Exercise:
Word for word, quote all of the material, omitting the pictures.

-- begin Information supplied --

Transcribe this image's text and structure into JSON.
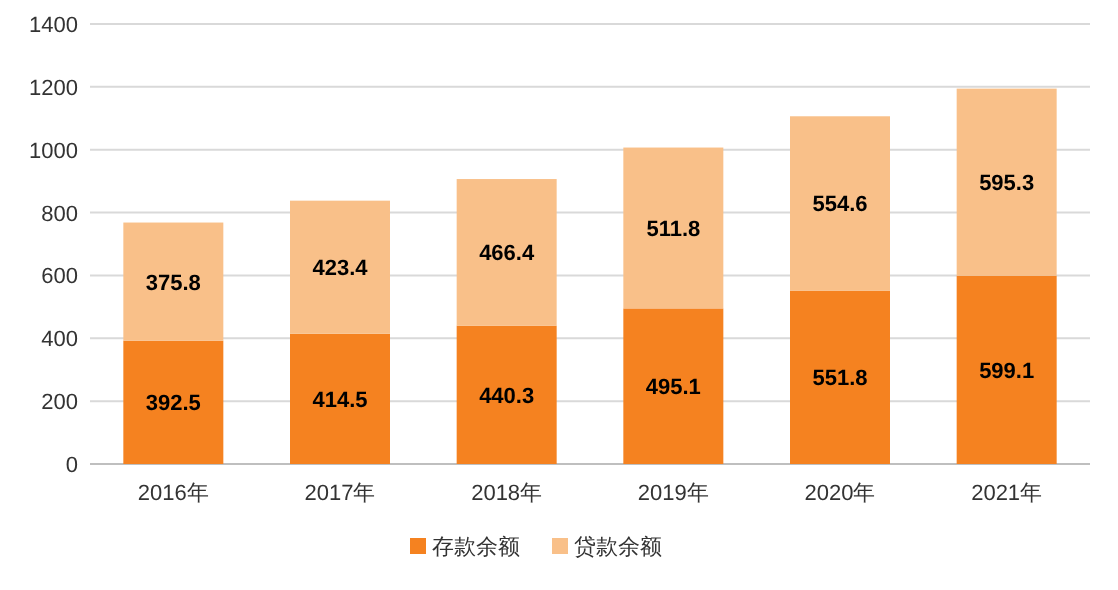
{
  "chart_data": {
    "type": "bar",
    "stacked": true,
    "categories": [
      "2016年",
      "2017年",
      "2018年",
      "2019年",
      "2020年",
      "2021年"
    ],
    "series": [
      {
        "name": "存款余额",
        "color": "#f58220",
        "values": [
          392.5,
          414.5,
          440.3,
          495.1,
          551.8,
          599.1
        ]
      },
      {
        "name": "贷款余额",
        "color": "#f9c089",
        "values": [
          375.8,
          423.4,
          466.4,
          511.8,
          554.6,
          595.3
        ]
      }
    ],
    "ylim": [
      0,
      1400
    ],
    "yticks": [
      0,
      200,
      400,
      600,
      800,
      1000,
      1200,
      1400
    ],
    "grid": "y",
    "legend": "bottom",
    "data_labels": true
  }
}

-- end Information supplied --

Task result:
Transcribe this image's text and structure into JSON.
{
  "chart_data": {
    "type": "bar",
    "stacked": true,
    "categories": [
      "2016年",
      "2017年",
      "2018年",
      "2019年",
      "2020年",
      "2021年"
    ],
    "series": [
      {
        "name": "存款余额",
        "color": "#f58220",
        "values": [
          392.5,
          414.5,
          440.3,
          495.1,
          551.8,
          599.1
        ]
      },
      {
        "name": "贷款余额",
        "color": "#f9c089",
        "values": [
          375.8,
          423.4,
          466.4,
          511.8,
          554.6,
          595.3
        ]
      }
    ],
    "ylim": [
      0,
      1400
    ],
    "yticks": [
      0,
      200,
      400,
      600,
      800,
      1000,
      1200,
      1400
    ],
    "grid": "y",
    "legend": "bottom",
    "data_labels": true
  }
}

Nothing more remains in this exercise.